## Description of the task
Look through the lines below and extract any with the word "sind".

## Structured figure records
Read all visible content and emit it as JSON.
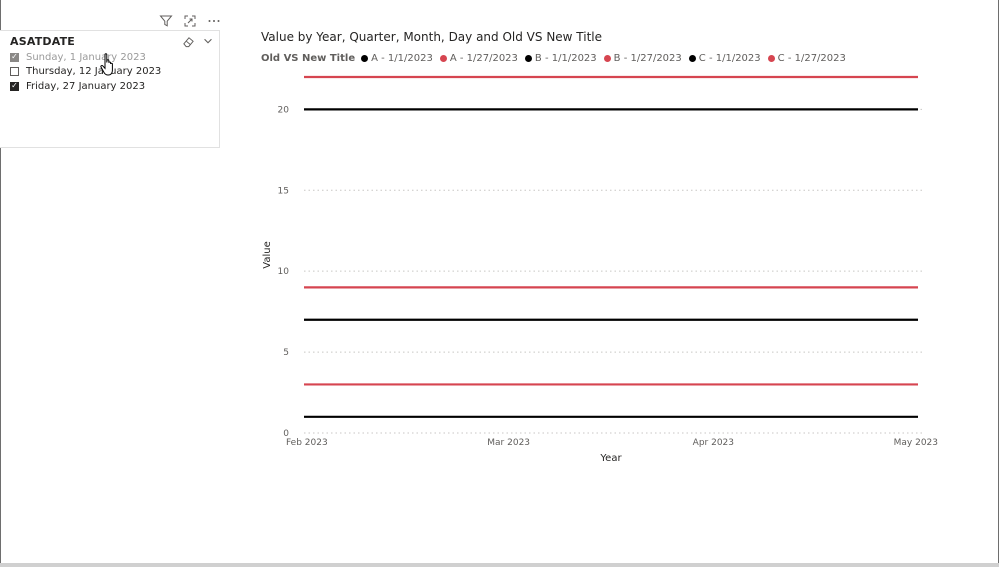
{
  "slicer": {
    "title": "ASATDATE",
    "items": [
      {
        "label": "Sunday, 1 January 2023",
        "checked": true,
        "muted": true
      },
      {
        "label": "Thursday, 12 January 2023",
        "checked": false,
        "muted": false
      },
      {
        "label": "Friday, 27 January 2023",
        "checked": true,
        "muted": false
      }
    ],
    "header_icons": [
      "filter-icon",
      "focus-mode-icon",
      "more-options-icon"
    ],
    "tool_icons": [
      "eraser-icon",
      "chevron-down-icon"
    ]
  },
  "chart": {
    "title": "Value by Year, Quarter, Month, Day and Old VS New Title",
    "legend_title": "Old VS New Title",
    "colors": {
      "black": "#000000",
      "red": "#d64550",
      "grid": "#c8c6c4"
    }
  },
  "chart_data": {
    "type": "line",
    "title": "Value by Year, Quarter, Month, Day and Old VS New Title",
    "xlabel": "Year",
    "ylabel": "Value",
    "x_ticks": [
      "Feb 2023",
      "Mar 2023",
      "Apr 2023",
      "May 2023"
    ],
    "y_ticks": [
      0,
      5,
      10,
      15,
      20
    ],
    "ylim": [
      0,
      22
    ],
    "grid": true,
    "legend_position": "top-left",
    "series": [
      {
        "name": "A - 1/1/2023",
        "color": "#000000",
        "values": [
          1,
          1,
          1,
          1
        ]
      },
      {
        "name": "A - 1/27/2023",
        "color": "#d64550",
        "values": [
          3,
          3,
          3,
          3
        ]
      },
      {
        "name": "B - 1/1/2023",
        "color": "#000000",
        "values": [
          7,
          7,
          7,
          7
        ]
      },
      {
        "name": "B - 1/27/2023",
        "color": "#d64550",
        "values": [
          9,
          9,
          9,
          9
        ]
      },
      {
        "name": "C - 1/1/2023",
        "color": "#000000",
        "values": [
          20,
          20,
          20,
          20
        ]
      },
      {
        "name": "C - 1/27/2023",
        "color": "#d64550",
        "values": [
          22,
          22,
          22,
          22
        ]
      }
    ]
  }
}
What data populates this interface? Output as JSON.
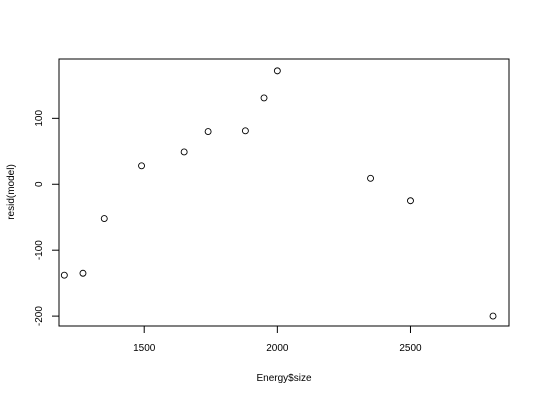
{
  "chart_data": {
    "type": "scatter",
    "title": "",
    "xlabel": "Energy$size",
    "ylabel": "resid(model)",
    "xlim": [
      1180,
      2870
    ],
    "ylim": [
      -215,
      190
    ],
    "xticks": [
      1500,
      2000,
      2500
    ],
    "yticks": [
      -200,
      -100,
      0,
      100
    ],
    "grid": false,
    "legend": "none",
    "marker": "open-circle",
    "points": [
      {
        "x": 1200,
        "y": -138
      },
      {
        "x": 1270,
        "y": -135
      },
      {
        "x": 1350,
        "y": -52
      },
      {
        "x": 1490,
        "y": 28
      },
      {
        "x": 1650,
        "y": 49
      },
      {
        "x": 1740,
        "y": 80
      },
      {
        "x": 1880,
        "y": 81
      },
      {
        "x": 1950,
        "y": 131
      },
      {
        "x": 2000,
        "y": 172
      },
      {
        "x": 2350,
        "y": 9
      },
      {
        "x": 2500,
        "y": -25
      },
      {
        "x": 2810,
        "y": -200
      }
    ]
  }
}
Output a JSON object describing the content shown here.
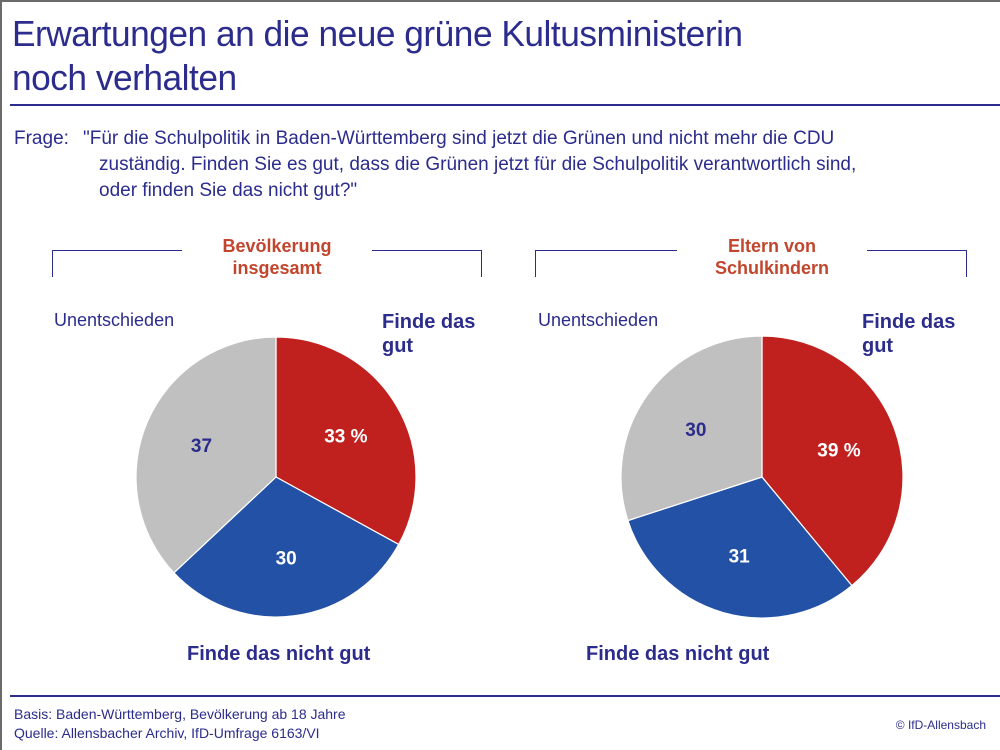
{
  "header": {
    "title_line1": "Erwartungen an die neue grüne Kultusministerin",
    "title_line2": "noch verhalten"
  },
  "question": {
    "label": "Frage:",
    "line1": "\"Für die Schulpolitik in Baden-Württemberg sind jetzt die Grünen und nicht mehr die CDU",
    "line2": "zuständig. Finden Sie es gut, dass die Grünen jetzt für die Schulpolitik verantwortlich sind,",
    "line3": "oder finden Sie das nicht gut?\""
  },
  "colors": {
    "good": "#c0211f",
    "not_good": "#2251a5",
    "undecided": "#c0c0c0",
    "text": "#2b2c8c",
    "group_title": "#c2462e"
  },
  "chart_data": [
    {
      "type": "pie",
      "title_line1": "Bevölkerung",
      "title_line2": "insgesamt",
      "unit": "%",
      "slices": [
        {
          "label_line1": "Finde das",
          "label_line2": "gut",
          "value": 33,
          "value_label": "33 %",
          "color": "#c0211f"
        },
        {
          "label_line1": "Finde das nicht gut",
          "label_line2": "",
          "value": 30,
          "value_label": "30",
          "color": "#2251a5"
        },
        {
          "label_line1": "Unentschieden",
          "label_line2": "",
          "value": 37,
          "value_label": "37",
          "color": "#c0c0c0"
        }
      ]
    },
    {
      "type": "pie",
      "title_line1": "Eltern von",
      "title_line2": "Schulkindern",
      "unit": "%",
      "slices": [
        {
          "label_line1": "Finde das",
          "label_line2": "gut",
          "value": 39,
          "value_label": "39 %",
          "color": "#c0211f"
        },
        {
          "label_line1": "Finde das nicht gut",
          "label_line2": "",
          "value": 31,
          "value_label": "31",
          "color": "#2251a5"
        },
        {
          "label_line1": "Unentschieden",
          "label_line2": "",
          "value": 30,
          "value_label": "30",
          "color": "#c0c0c0"
        }
      ]
    }
  ],
  "footer": {
    "basis": "Basis: Baden-Württemberg, Bevölkerung ab 18 Jahre",
    "source": "Quelle: Allensbacher Archiv, IfD-Umfrage 6163/VI",
    "copyright": "© IfD-Allensbach"
  }
}
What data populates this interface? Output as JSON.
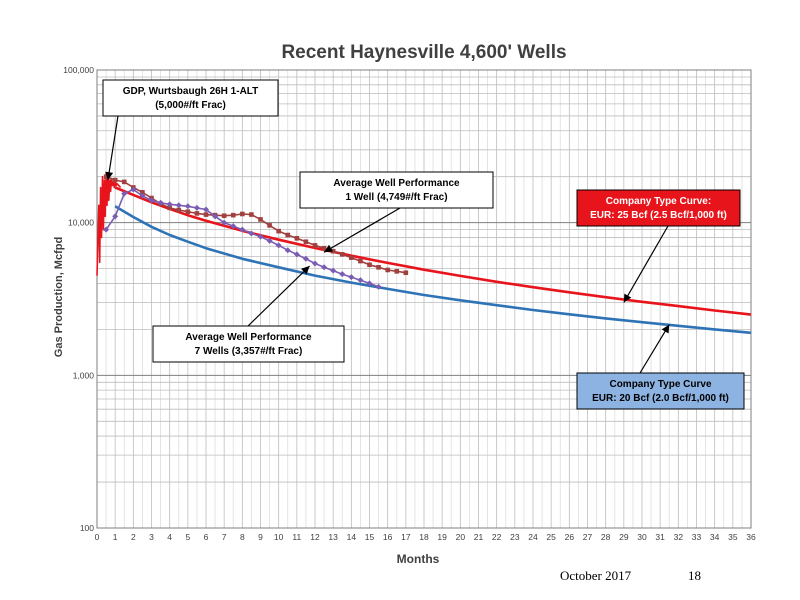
{
  "slide": {
    "footer_date": "October 2017",
    "page_number": "18"
  },
  "chart_data": {
    "type": "line",
    "title": "Recent Haynesville 4,600' Wells",
    "xlabel": "Months",
    "ylabel": "Gas Production, Mcfpd",
    "y_scale": "log",
    "xlim": [
      0,
      36
    ],
    "ylim": [
      100,
      100000
    ],
    "x_ticks": [
      "0",
      "1",
      "2",
      "3",
      "4",
      "5",
      "6",
      "7",
      "8",
      "9",
      "10",
      "11",
      "12",
      "13",
      "14",
      "15",
      "16",
      "17",
      "18",
      "19",
      "20",
      "21",
      "22",
      "23",
      "24",
      "25",
      "26",
      "27",
      "28",
      "29",
      "30",
      "31",
      "32",
      "33",
      "34",
      "35",
      "36"
    ],
    "y_ticks": [
      {
        "value": 100,
        "label": "100"
      },
      {
        "value": 1000,
        "label": "1,000"
      },
      {
        "value": 10000,
        "label": "10,000"
      },
      {
        "value": 100000,
        "label": "100,000"
      }
    ],
    "grid": true,
    "series": [
      {
        "name": "Company Type Curve: EUR: 25 Bcf",
        "color": "#e8141b",
        "style": "line",
        "x": [
          1,
          2,
          3,
          4,
          5,
          6,
          8,
          10,
          12,
          14,
          16,
          18,
          20,
          22,
          24,
          26,
          28,
          30,
          32,
          34,
          36
        ],
        "y": [
          17000,
          15200,
          13600,
          12300,
          11200,
          10300,
          8850,
          7730,
          6820,
          6080,
          5450,
          4920,
          4480,
          4100,
          3780,
          3500,
          3250,
          3030,
          2840,
          2660,
          2500
        ]
      },
      {
        "name": "Company Type Curve: EUR: 20 Bcf",
        "color": "#2d73b6",
        "style": "line",
        "x": [
          1,
          2,
          3,
          4,
          5,
          6,
          8,
          10,
          12,
          14,
          16,
          18,
          20,
          22,
          24,
          26,
          28,
          30,
          32,
          34,
          36
        ],
        "y": [
          12800,
          10900,
          9400,
          8300,
          7500,
          6800,
          5800,
          5100,
          4500,
          4050,
          3680,
          3360,
          3100,
          2880,
          2680,
          2510,
          2360,
          2230,
          2110,
          2000,
          1900
        ]
      },
      {
        "name": "Average Well Performance 1 Well",
        "color": "#a0403f",
        "style": "line-square",
        "x": [
          0.5,
          1,
          1.5,
          2,
          2.5,
          3,
          3.5,
          4,
          4.5,
          5,
          5.5,
          6,
          6.5,
          7,
          7.5,
          8,
          8.5,
          9,
          9.5,
          10,
          10.5,
          11,
          11.5,
          12,
          12.5,
          13,
          13.5,
          14,
          14.5,
          15,
          15.5,
          16,
          16.5,
          17
        ],
        "y": [
          20000,
          19000,
          18500,
          17000,
          15800,
          14500,
          13300,
          12500,
          12100,
          11800,
          11500,
          11300,
          11200,
          11100,
          11200,
          11400,
          11300,
          10500,
          9600,
          8800,
          8300,
          7900,
          7500,
          7100,
          6800,
          6500,
          6200,
          5900,
          5600,
          5300,
          5100,
          4900,
          4800,
          4700
        ]
      },
      {
        "name": "Average Well Performance 7 Wells",
        "color": "#7a5db3",
        "style": "line-diamond",
        "x": [
          0.5,
          1,
          1.5,
          2,
          2.5,
          3,
          3.5,
          4,
          4.5,
          5,
          5.5,
          6,
          6.5,
          7,
          7.5,
          8,
          8.5,
          9,
          9.5,
          10,
          10.5,
          11,
          11.5,
          12,
          12.5,
          13,
          13.5,
          14,
          14.5,
          15,
          15.5
        ],
        "y": [
          9000,
          11000,
          15500,
          16500,
          15000,
          14000,
          13500,
          13200,
          13000,
          12800,
          12500,
          12200,
          11000,
          10000,
          9500,
          9000,
          8500,
          8100,
          7600,
          7100,
          6600,
          6200,
          5800,
          5400,
          5100,
          4850,
          4600,
          4400,
          4200,
          4000,
          3800
        ]
      },
      {
        "name": "GDP, Wurtsbaugh 26H 1-ALT",
        "color": "#e8141b",
        "style": "spiky",
        "x": [
          0.0,
          0.1,
          0.15,
          0.2,
          0.25,
          0.3,
          0.35,
          0.4,
          0.45,
          0.5,
          0.55,
          0.6,
          0.65,
          0.7,
          0.75,
          0.8,
          0.85,
          0.9,
          0.95,
          1.0,
          1.05,
          1.1,
          1.2,
          1.3
        ],
        "y": [
          4500,
          13000,
          5500,
          17000,
          8000,
          20000,
          9000,
          19000,
          11000,
          21000,
          13000,
          20000,
          14000,
          19000,
          16000,
          19500,
          17500,
          18500,
          17000,
          18500,
          17500,
          18000,
          17500,
          17000
        ]
      }
    ],
    "annotations": [
      {
        "name": "gdp",
        "lines": [
          "GDP, Wurtsbaugh 26H 1-ALT",
          "(5,000#/ft Frac)"
        ],
        "box_fill": "#ffffff",
        "text_color": "#000000",
        "target": [
          0.6,
          19000
        ]
      },
      {
        "name": "avg1",
        "lines": [
          "Average Well Performance",
          "1 Well (4,749#/ft Frac)"
        ],
        "box_fill": "#ffffff",
        "text_color": "#000000",
        "target": [
          12.5,
          6400
        ]
      },
      {
        "name": "avg7",
        "lines": [
          "Average Well Performance",
          "7 Wells (3,357#/ft Frac)"
        ],
        "box_fill": "#ffffff",
        "text_color": "#000000",
        "target": [
          11.7,
          5200
        ]
      },
      {
        "name": "tc25",
        "lines": [
          "Company Type Curve:",
          "EUR: 25 Bcf (2.5 Bcf/1,000 ft)"
        ],
        "box_fill": "#e8141b",
        "text_color": "#ffffff",
        "target": [
          29,
          3000
        ]
      },
      {
        "name": "tc20",
        "lines": [
          "Company Type Curve",
          "EUR: 20 Bcf (2.0 Bcf/1,000 ft)"
        ],
        "box_fill": "#8db3e2",
        "text_color": "#000000",
        "target": [
          31.5,
          2150
        ]
      }
    ]
  }
}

## The response
    "line1": "\"Für die Schulpolitik in Baden-Württemberg sind jetzt die Grünen und nicht mehr die CDU",
    "line2": "zuständig. Finden Sie es gut, dass die Grünen jetzt für die Schulpolitik verantwortlich sind,",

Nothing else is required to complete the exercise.